# START OF Supplied entries
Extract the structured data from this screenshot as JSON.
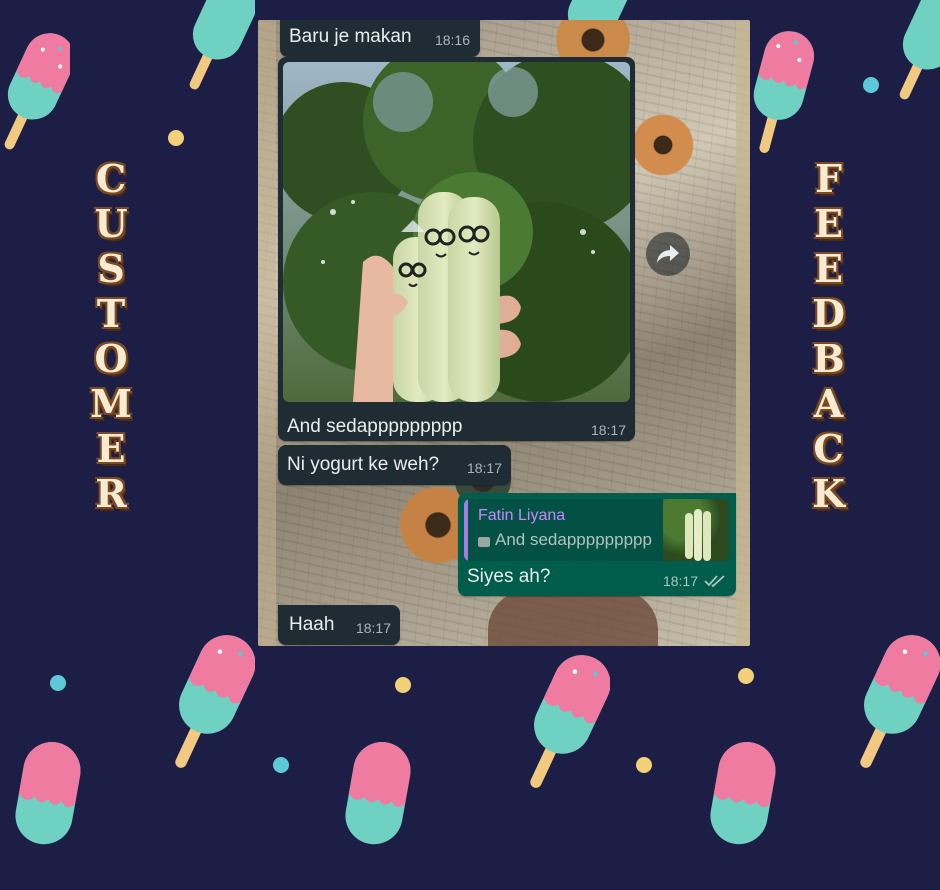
{
  "left_title_letters": [
    "C",
    "U",
    "S",
    "T",
    "O",
    "M",
    "E",
    "R"
  ],
  "right_title_letters": [
    "F",
    "E",
    "E",
    "D",
    "B",
    "A",
    "C",
    "K"
  ],
  "chat": {
    "msg1": {
      "text": "Baru je makan",
      "time": "18:16"
    },
    "msg2": {
      "text": "And sedappppppppp",
      "time": "18:17"
    },
    "msg3": {
      "text": "Ni yogurt ke weh?",
      "time": "18:17"
    },
    "msg4": {
      "quote_author": "Fatin Liyana",
      "quote_text": "And sedappppppppp",
      "text": "Siyes ah?",
      "time": "18:17",
      "status_icon": "double-check-icon"
    },
    "msg5": {
      "text": "Haah",
      "time": "18:17"
    }
  },
  "icons": {
    "forward": "forward-arrow-icon",
    "quote_media": "image-icon"
  },
  "colors": {
    "background": "#1d1e46",
    "incoming_bubble": "#1f2c34",
    "outgoing_bubble": "#005c4b",
    "quote_author": "#c58af9",
    "title_fill": "#f7ecd2",
    "title_outline": "#7a4a25"
  }
}
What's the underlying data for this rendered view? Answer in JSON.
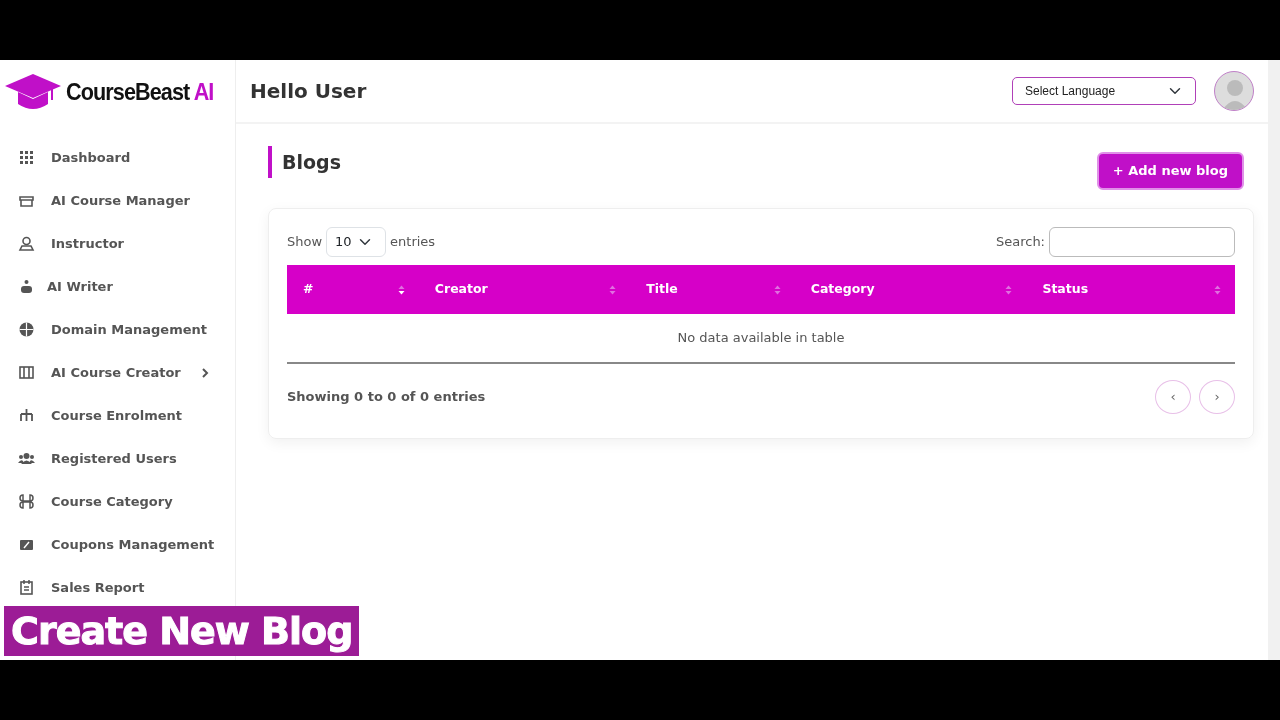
{
  "brand": {
    "name": "CourseBeast",
    "suffix": "AI"
  },
  "header": {
    "greeting": "Hello User",
    "language_select": "Select Language"
  },
  "sidebar": {
    "items": [
      {
        "label": "Dashboard",
        "expandable": false
      },
      {
        "label": "AI Course Manager",
        "expandable": false
      },
      {
        "label": "Instructor",
        "expandable": false
      },
      {
        "label": "AI Writer",
        "expandable": false
      },
      {
        "label": "Domain Management",
        "expandable": false
      },
      {
        "label": "AI Course Creator",
        "expandable": true
      },
      {
        "label": "Course Enrolment",
        "expandable": false
      },
      {
        "label": "Registered Users",
        "expandable": false
      },
      {
        "label": "Course Category",
        "expandable": false
      },
      {
        "label": "Coupons Management",
        "expandable": false
      },
      {
        "label": "Sales Report",
        "expandable": false
      }
    ]
  },
  "page": {
    "title": "Blogs",
    "add_button": "+ Add new blog"
  },
  "table": {
    "show_label": "Show",
    "page_size": "10",
    "entries_label": "entries",
    "search_label": "Search:",
    "columns": [
      {
        "label": "#",
        "sorted": true
      },
      {
        "label": "Creator",
        "sorted": false
      },
      {
        "label": "Title",
        "sorted": false
      },
      {
        "label": "Category",
        "sorted": false
      },
      {
        "label": "Status",
        "sorted": false
      }
    ],
    "empty_message": "No data available in table",
    "info": "Showing 0 to 0 of 0 entries",
    "pagination": {
      "prev": "‹",
      "next": "›"
    }
  },
  "caption": "Create New Blog"
}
# END OF Supplied entries
Exercise brief: Transcribe every entry word for word, but skip the pictures.

Exercise result:
Extract the structured data from this screenshot as JSON.
{
  "left_title_letters": [
    "C",
    "U",
    "S",
    "T",
    "O",
    "M",
    "E",
    "R"
  ],
  "right_title_letters": [
    "F",
    "E",
    "E",
    "D",
    "B",
    "A",
    "C",
    "K"
  ],
  "chat": {
    "msg1": {
      "text": "Baru je makan",
      "time": "18:16"
    },
    "msg2": {
      "text": "And sedappppppppp",
      "time": "18:17"
    },
    "msg3": {
      "text": "Ni yogurt ke weh?",
      "time": "18:17"
    },
    "msg4": {
      "quote_author": "Fatin Liyana",
      "quote_text": "And sedappppppppp",
      "text": "Siyes ah?",
      "time": "18:17",
      "status_icon": "double-check-icon"
    },
    "msg5": {
      "text": "Haah",
      "time": "18:17"
    }
  },
  "icons": {
    "forward": "forward-arrow-icon",
    "quote_media": "image-icon"
  },
  "colors": {
    "background": "#1d1e46",
    "incoming_bubble": "#1f2c34",
    "outgoing_bubble": "#005c4b",
    "quote_author": "#c58af9",
    "title_fill": "#f7ecd2",
    "title_outline": "#7a4a25"
  }
}
What's the underlying data for this rendered view? Answer in JSON.
{
  "brand": {
    "name": "CourseBeast",
    "suffix": "AI"
  },
  "header": {
    "greeting": "Hello User",
    "language_select": "Select Language"
  },
  "sidebar": {
    "items": [
      {
        "label": "Dashboard",
        "expandable": false
      },
      {
        "label": "AI Course Manager",
        "expandable": false
      },
      {
        "label": "Instructor",
        "expandable": false
      },
      {
        "label": "AI Writer",
        "expandable": false
      },
      {
        "label": "Domain Management",
        "expandable": false
      },
      {
        "label": "AI Course Creator",
        "expandable": true
      },
      {
        "label": "Course Enrolment",
        "expandable": false
      },
      {
        "label": "Registered Users",
        "expandable": false
      },
      {
        "label": "Course Category",
        "expandable": false
      },
      {
        "label": "Coupons Management",
        "expandable": false
      },
      {
        "label": "Sales Report",
        "expandable": false
      }
    ]
  },
  "page": {
    "title": "Blogs",
    "add_button": "+ Add new blog"
  },
  "table": {
    "show_label": "Show",
    "page_size": "10",
    "entries_label": "entries",
    "search_label": "Search:",
    "columns": [
      {
        "label": "#",
        "sorted": true
      },
      {
        "label": "Creator",
        "sorted": false
      },
      {
        "label": "Title",
        "sorted": false
      },
      {
        "label": "Category",
        "sorted": false
      },
      {
        "label": "Status",
        "sorted": false
      }
    ],
    "empty_message": "No data available in table",
    "info": "Showing 0 to 0 of 0 entries",
    "pagination": {
      "prev": "‹",
      "next": "›"
    }
  },
  "caption": "Create New Blog"
}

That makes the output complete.